* _AIM_: Go through the data below line by line and count those containing the word "Complexity". Reply with the count only.

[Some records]

--- BEGIN ---

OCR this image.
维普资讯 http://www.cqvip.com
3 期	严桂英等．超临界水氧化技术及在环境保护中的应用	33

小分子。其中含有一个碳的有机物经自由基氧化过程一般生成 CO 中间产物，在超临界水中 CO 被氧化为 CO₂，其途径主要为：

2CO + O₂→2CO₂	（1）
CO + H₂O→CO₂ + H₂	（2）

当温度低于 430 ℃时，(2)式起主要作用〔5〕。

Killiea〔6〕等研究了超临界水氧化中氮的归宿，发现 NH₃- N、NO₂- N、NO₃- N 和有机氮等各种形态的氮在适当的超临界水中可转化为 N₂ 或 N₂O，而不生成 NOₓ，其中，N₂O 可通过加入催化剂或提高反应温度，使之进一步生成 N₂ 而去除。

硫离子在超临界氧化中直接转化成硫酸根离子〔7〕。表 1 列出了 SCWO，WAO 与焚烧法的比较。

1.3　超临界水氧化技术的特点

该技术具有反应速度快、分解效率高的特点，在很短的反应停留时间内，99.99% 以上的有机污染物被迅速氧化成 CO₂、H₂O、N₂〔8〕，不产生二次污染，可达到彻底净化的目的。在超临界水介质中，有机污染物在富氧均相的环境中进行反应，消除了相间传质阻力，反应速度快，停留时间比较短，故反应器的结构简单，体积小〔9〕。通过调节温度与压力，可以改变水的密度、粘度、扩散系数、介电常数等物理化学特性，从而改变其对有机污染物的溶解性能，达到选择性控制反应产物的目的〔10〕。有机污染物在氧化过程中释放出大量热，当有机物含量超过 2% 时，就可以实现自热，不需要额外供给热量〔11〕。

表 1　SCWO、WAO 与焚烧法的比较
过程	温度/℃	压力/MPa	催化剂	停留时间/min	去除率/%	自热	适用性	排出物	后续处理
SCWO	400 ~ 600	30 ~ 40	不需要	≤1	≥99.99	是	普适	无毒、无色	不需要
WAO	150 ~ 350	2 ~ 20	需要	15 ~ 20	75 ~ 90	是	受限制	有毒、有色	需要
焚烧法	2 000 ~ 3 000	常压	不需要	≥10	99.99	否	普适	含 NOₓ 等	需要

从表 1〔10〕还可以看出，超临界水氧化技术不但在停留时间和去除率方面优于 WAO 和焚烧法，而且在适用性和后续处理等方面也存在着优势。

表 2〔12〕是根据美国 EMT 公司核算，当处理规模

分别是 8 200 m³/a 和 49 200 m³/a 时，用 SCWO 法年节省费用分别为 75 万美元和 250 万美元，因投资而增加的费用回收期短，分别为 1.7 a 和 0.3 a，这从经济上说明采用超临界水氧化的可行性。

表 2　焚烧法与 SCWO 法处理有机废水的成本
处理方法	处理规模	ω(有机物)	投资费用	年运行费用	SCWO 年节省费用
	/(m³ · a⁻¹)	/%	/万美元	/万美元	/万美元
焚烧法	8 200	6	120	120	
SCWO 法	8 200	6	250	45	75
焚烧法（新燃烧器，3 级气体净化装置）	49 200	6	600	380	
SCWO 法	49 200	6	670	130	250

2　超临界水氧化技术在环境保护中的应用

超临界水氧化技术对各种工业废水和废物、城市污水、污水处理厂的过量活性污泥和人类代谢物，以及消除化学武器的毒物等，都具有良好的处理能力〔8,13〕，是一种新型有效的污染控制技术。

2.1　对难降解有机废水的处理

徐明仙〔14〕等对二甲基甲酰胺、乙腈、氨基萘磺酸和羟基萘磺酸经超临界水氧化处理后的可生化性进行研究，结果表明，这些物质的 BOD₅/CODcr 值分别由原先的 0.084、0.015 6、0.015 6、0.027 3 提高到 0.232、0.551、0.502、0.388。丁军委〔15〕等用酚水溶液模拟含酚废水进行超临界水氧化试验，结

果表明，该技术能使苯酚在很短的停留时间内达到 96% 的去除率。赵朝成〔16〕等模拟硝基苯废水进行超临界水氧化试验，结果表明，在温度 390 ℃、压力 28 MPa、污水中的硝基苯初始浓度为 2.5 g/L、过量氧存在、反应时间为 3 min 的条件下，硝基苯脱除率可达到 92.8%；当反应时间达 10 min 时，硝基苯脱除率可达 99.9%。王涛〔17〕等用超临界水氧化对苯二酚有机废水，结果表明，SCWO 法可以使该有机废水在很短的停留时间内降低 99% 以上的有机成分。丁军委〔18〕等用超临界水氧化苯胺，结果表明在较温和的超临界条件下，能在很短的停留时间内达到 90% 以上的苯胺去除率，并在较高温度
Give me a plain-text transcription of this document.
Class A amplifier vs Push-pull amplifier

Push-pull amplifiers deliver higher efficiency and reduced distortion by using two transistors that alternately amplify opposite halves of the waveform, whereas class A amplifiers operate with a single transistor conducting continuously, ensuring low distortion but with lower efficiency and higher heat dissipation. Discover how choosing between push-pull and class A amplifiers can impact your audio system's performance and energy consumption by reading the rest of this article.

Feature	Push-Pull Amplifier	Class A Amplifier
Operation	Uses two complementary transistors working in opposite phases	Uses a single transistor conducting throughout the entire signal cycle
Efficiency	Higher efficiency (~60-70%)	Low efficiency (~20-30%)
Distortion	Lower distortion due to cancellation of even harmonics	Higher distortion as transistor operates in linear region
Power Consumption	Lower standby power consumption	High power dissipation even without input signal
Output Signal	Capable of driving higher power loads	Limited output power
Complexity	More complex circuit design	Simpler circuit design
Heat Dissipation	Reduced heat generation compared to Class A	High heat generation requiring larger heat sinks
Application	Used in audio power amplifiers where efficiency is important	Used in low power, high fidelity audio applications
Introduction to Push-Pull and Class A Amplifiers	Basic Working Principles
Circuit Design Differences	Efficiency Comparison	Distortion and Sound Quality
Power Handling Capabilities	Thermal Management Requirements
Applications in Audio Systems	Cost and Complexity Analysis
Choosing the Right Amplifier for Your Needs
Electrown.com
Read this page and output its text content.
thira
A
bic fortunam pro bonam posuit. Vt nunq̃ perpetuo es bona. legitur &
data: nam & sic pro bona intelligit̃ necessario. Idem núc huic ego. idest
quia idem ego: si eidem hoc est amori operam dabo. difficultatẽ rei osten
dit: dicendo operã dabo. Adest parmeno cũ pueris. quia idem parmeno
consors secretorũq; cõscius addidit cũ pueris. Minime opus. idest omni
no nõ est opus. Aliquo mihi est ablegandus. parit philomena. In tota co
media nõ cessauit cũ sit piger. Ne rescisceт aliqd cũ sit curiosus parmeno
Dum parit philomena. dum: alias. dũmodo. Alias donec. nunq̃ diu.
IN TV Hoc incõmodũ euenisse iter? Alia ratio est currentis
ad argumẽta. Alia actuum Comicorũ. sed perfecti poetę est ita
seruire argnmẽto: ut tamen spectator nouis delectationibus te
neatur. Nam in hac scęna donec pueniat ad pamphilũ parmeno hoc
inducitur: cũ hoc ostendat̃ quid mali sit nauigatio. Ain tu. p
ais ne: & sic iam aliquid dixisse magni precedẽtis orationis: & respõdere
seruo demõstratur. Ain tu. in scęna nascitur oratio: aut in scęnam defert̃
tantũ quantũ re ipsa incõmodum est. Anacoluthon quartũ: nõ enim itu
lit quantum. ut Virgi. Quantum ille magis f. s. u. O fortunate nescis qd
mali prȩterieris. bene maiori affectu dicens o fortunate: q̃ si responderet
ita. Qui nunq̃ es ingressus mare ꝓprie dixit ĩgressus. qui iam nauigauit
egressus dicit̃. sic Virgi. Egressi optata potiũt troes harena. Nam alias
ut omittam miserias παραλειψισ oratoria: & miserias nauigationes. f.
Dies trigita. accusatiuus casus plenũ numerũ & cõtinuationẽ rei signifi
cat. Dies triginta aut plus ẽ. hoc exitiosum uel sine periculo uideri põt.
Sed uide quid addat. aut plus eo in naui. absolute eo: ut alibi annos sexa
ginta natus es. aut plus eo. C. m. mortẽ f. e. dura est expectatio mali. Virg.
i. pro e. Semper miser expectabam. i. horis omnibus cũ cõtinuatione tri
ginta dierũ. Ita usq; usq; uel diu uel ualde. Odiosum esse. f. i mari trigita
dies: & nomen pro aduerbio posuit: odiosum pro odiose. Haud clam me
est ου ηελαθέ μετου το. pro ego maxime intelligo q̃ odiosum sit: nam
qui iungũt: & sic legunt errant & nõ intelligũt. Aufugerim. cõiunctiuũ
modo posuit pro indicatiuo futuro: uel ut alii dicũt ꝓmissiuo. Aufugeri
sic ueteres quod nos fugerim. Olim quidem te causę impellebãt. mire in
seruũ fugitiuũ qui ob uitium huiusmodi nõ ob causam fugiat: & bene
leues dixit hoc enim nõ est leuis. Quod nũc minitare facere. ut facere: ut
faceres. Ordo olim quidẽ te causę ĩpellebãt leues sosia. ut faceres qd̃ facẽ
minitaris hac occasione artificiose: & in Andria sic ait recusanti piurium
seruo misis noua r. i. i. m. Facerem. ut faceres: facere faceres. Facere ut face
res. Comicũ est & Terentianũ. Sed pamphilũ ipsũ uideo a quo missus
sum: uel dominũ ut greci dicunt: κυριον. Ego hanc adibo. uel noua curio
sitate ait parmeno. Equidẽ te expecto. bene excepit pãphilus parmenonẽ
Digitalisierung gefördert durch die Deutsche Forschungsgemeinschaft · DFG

--- END ---

* _ANSWER TO THIS EXERCISE_: 2